> SHORT EXERCISE: Write out the material below again, unchanged.

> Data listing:
------------------------
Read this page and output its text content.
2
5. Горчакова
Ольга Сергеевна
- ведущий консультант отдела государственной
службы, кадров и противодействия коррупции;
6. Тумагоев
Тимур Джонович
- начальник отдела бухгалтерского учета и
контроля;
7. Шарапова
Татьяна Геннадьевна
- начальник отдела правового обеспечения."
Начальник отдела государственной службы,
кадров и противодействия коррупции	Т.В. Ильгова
------------------------
> RESPONSE TO THIS TASK:
Read this page and output its text content.
2
5. Горчакова
Ольга Сергеевна
- ведущий консультант отдела государственной
службы, кадров и противодействия коррупции;
6. Тумагоев
Тимур Джонович
- начальник отдела бухгалтерского учета и
контроля;
7. Шарапова
Татьяна Геннадьевна
- начальник отдела правового обеспечения."
Начальник отдела государственной службы,
кадров и противодействия коррупции	Т.В. Ильгова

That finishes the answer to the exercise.